◆ The exercise
Find the lines with the string "observed" and return them.

--- --- ---

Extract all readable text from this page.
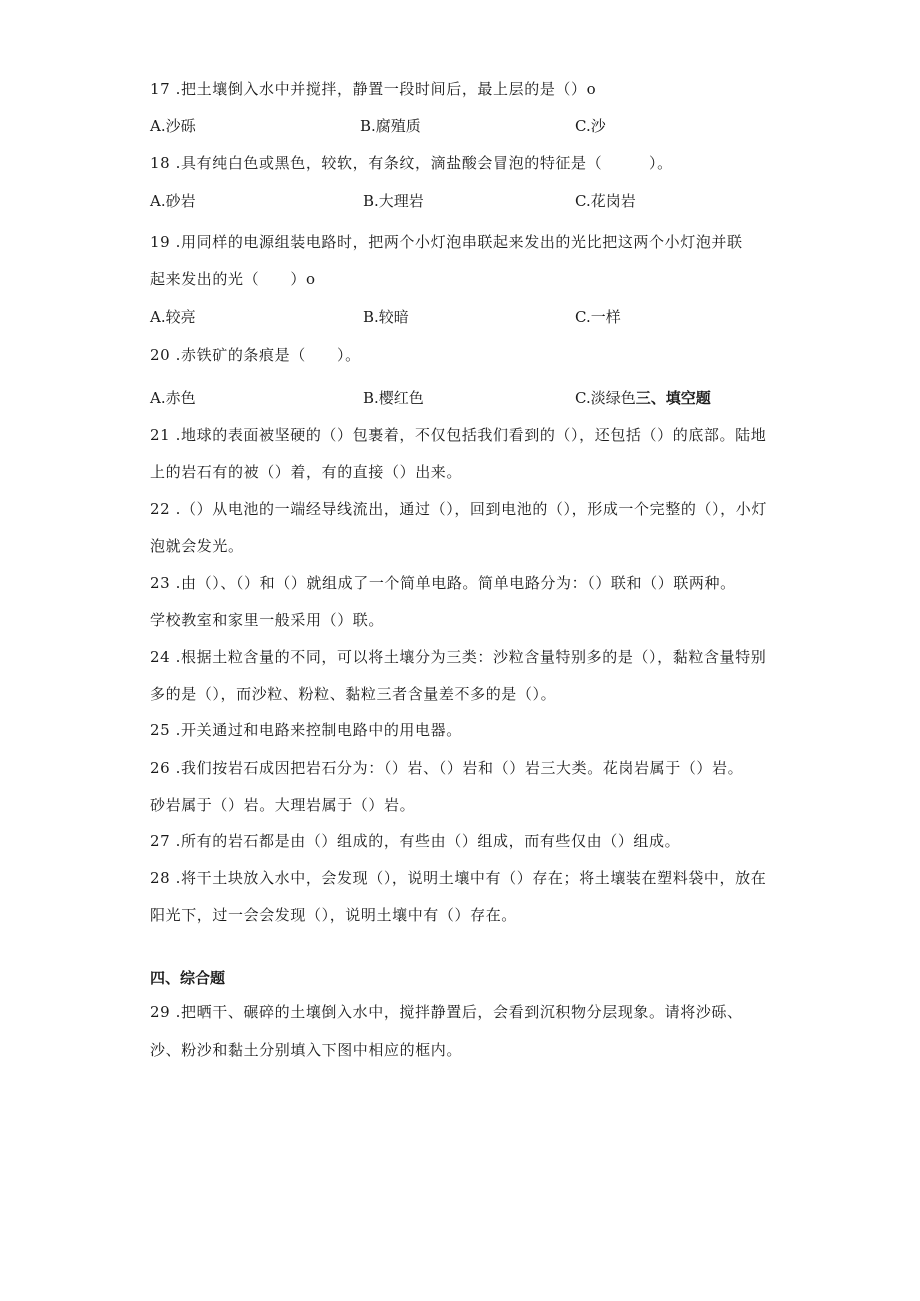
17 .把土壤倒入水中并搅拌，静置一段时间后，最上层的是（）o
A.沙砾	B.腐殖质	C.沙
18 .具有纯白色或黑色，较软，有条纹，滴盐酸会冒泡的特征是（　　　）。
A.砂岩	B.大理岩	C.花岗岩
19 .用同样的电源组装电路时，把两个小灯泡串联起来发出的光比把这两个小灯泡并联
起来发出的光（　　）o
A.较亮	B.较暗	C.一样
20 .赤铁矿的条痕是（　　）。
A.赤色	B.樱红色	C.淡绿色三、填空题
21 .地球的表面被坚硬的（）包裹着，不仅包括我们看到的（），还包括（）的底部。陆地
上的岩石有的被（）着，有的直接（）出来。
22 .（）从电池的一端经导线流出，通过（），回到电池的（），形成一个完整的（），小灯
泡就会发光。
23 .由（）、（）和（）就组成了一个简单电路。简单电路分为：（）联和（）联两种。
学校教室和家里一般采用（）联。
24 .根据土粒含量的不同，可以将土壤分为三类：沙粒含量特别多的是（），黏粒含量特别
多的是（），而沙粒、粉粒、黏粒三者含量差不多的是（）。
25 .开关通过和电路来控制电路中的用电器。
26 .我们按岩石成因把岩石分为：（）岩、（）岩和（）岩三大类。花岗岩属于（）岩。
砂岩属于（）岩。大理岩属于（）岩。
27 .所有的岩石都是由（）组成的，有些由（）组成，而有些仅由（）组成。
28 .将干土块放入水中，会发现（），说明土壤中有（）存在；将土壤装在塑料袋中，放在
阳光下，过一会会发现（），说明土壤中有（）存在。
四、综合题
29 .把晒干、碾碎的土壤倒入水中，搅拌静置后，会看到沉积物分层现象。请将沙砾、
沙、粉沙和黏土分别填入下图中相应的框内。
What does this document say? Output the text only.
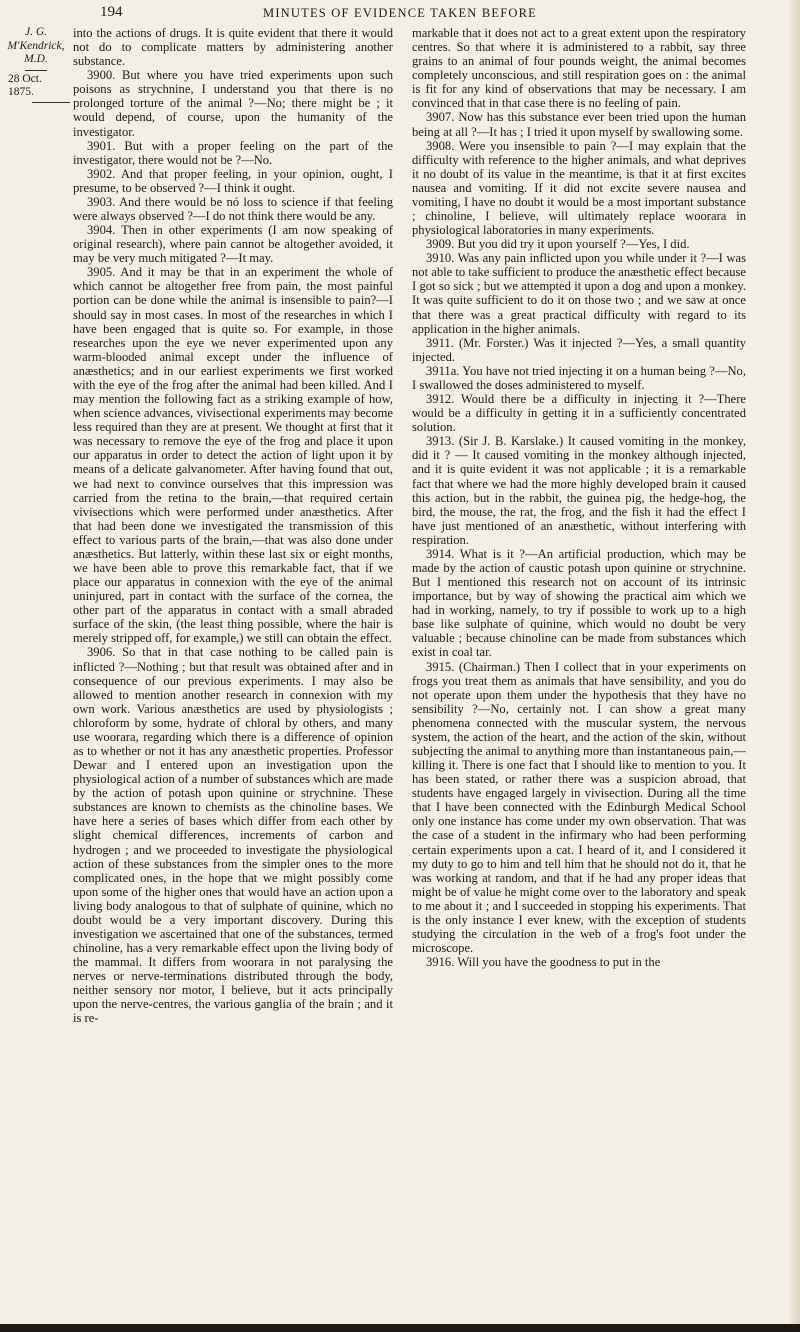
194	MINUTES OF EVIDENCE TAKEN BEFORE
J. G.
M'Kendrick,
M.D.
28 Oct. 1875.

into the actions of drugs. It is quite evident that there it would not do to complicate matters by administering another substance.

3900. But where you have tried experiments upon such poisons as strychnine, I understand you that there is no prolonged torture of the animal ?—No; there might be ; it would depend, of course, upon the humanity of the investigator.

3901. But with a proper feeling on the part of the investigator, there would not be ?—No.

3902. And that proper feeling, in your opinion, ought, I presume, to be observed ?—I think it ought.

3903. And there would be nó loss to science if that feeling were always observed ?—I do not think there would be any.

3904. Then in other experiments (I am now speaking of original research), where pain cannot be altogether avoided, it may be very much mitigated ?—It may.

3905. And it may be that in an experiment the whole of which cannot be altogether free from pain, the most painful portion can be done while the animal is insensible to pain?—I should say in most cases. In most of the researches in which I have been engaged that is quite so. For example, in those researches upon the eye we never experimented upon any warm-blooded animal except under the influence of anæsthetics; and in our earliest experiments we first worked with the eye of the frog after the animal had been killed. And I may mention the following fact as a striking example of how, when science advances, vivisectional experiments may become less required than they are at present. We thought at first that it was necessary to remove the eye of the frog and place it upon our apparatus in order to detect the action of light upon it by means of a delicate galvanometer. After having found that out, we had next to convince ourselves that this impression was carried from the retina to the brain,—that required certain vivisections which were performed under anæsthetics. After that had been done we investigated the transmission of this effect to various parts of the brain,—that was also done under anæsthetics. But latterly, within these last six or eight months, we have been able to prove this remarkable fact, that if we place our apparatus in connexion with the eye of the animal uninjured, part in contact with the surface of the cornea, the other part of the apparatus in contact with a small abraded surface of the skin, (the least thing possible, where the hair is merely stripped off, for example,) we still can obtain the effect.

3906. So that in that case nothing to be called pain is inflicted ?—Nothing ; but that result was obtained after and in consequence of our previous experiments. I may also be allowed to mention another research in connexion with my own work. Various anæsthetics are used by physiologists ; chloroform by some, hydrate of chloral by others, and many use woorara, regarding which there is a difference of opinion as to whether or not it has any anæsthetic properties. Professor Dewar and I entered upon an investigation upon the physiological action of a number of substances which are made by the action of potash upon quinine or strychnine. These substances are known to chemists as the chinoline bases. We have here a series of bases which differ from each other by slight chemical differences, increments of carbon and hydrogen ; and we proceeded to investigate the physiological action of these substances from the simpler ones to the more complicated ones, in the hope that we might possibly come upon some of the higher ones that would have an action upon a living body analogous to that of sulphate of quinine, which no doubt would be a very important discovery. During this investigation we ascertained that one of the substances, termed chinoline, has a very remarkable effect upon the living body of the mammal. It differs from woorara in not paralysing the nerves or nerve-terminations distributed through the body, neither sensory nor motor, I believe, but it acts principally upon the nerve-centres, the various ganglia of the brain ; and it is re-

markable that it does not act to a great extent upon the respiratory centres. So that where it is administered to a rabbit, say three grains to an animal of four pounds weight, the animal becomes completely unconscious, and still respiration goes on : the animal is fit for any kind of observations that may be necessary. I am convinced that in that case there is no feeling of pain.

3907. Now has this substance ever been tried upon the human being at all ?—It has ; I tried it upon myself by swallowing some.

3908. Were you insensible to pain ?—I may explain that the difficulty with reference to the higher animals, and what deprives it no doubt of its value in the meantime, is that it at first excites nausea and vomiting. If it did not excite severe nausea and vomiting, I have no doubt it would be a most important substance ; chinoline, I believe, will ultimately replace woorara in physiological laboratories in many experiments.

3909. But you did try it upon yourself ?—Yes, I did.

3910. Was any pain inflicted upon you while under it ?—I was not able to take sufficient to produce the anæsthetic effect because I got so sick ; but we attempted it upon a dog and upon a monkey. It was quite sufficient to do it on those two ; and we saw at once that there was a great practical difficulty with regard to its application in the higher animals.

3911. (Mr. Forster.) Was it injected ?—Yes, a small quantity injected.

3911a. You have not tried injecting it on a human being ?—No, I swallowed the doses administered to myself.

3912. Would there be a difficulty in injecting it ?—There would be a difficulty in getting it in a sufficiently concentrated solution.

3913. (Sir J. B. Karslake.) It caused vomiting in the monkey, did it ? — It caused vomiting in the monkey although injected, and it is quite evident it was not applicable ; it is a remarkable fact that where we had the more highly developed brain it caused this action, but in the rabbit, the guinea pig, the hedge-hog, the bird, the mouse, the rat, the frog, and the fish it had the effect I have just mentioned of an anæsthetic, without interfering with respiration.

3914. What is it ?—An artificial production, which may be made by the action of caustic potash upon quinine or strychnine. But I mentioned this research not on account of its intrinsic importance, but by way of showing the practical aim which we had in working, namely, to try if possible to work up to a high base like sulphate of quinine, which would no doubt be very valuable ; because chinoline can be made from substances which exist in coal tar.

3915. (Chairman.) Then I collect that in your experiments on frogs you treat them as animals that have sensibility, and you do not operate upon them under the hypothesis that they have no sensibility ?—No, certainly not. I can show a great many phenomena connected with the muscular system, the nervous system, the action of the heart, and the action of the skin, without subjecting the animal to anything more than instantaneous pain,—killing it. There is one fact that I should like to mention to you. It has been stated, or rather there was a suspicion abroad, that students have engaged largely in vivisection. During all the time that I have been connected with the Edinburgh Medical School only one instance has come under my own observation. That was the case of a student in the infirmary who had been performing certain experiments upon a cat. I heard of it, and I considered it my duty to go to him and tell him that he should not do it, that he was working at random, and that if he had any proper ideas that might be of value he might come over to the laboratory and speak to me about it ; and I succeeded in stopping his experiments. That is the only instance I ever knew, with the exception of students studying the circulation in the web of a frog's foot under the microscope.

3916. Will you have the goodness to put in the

--- --- ---

◆ Completed task
3902. And that proper feeling, in your opinion, ought, I presume, to be observed ?—I think it ought.
3903. And there would be nó loss to science if that feeling were always observed ?—I do not think there would be any.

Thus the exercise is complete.